* START Data to process *

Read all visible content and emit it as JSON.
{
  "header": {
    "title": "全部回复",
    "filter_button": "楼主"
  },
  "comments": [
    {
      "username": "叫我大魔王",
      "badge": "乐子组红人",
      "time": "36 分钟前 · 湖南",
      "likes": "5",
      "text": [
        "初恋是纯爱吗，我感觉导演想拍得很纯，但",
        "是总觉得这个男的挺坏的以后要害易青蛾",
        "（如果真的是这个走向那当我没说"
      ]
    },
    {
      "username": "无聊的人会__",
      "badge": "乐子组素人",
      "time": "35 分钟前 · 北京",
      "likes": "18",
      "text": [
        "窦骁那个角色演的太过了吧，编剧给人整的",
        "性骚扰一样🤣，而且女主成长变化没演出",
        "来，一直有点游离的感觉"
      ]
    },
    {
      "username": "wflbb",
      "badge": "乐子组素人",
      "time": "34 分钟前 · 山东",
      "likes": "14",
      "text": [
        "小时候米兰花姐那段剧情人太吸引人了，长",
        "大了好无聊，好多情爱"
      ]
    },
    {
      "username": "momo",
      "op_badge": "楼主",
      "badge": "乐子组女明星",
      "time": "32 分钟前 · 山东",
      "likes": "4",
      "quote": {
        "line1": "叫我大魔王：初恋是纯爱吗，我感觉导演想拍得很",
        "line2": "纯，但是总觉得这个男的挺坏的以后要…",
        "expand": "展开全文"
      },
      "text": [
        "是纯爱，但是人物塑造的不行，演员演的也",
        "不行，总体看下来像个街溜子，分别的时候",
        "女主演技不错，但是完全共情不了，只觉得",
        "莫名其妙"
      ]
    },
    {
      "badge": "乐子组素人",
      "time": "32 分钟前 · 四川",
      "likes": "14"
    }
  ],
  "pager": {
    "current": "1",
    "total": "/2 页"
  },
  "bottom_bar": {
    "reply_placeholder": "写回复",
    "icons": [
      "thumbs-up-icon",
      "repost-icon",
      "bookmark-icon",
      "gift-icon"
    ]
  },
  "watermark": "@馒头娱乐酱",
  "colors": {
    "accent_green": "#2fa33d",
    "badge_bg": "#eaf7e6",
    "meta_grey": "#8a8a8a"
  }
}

* END Data to process *

Problem description: Output an exact copy of each record.

Response to this task:
Read all visible content and emit it as JSON.
{
  "header": {
    "title": "全部回复",
    "filter_button": "楼主"
  },
  "comments": [
    {
      "username": "叫我大魔王",
      "badge": "乐子组红人",
      "time": "36 分钟前 · 湖南",
      "likes": "5",
      "text": [
        "初恋是纯爱吗，我感觉导演想拍得很纯，但",
        "是总觉得这个男的挺坏的以后要害易青蛾",
        "（如果真的是这个走向那当我没说"
      ]
    },
    {
      "username": "无聊的人会__",
      "badge": "乐子组素人",
      "time": "35 分钟前 · 北京",
      "likes": "18",
      "text": [
        "窦骁那个角色演的太过了吧，编剧给人整的",
        "性骚扰一样🤣，而且女主成长变化没演出",
        "来，一直有点游离的感觉"
      ]
    },
    {
      "username": "wflbb",
      "badge": "乐子组素人",
      "time": "34 分钟前 · 山东",
      "likes": "14",
      "text": [
        "小时候米兰花姐那段剧情人太吸引人了，长",
        "大了好无聊，好多情爱"
      ]
    },
    {
      "username": "momo",
      "op_badge": "楼主",
      "badge": "乐子组女明星",
      "time": "32 分钟前 · 山东",
      "likes": "4",
      "quote": {
        "line1": "叫我大魔王：初恋是纯爱吗，我感觉导演想拍得很",
        "line2": "纯，但是总觉得这个男的挺坏的以后要…",
        "expand": "展开全文"
      },
      "text": [
        "是纯爱，但是人物塑造的不行，演员演的也",
        "不行，总体看下来像个街溜子，分别的时候",
        "女主演技不错，但是完全共情不了，只觉得",
        "莫名其妙"
      ]
    },
    {
      "badge": "乐子组素人",
      "time": "32 分钟前 · 四川",
      "likes": "14"
    }
  ],
  "pager": {
    "current": "1",
    "total": "/2 页"
  },
  "bottom_bar": {
    "reply_placeholder": "写回复",
    "icons": [
      "thumbs-up-icon",
      "repost-icon",
      "bookmark-icon",
      "gift-icon"
    ]
  },
  "watermark": "@馒头娱乐酱",
  "colors": {
    "accent_green": "#2fa33d",
    "badge_bg": "#eaf7e6",
    "meta_grey": "#8a8a8a"
  }
}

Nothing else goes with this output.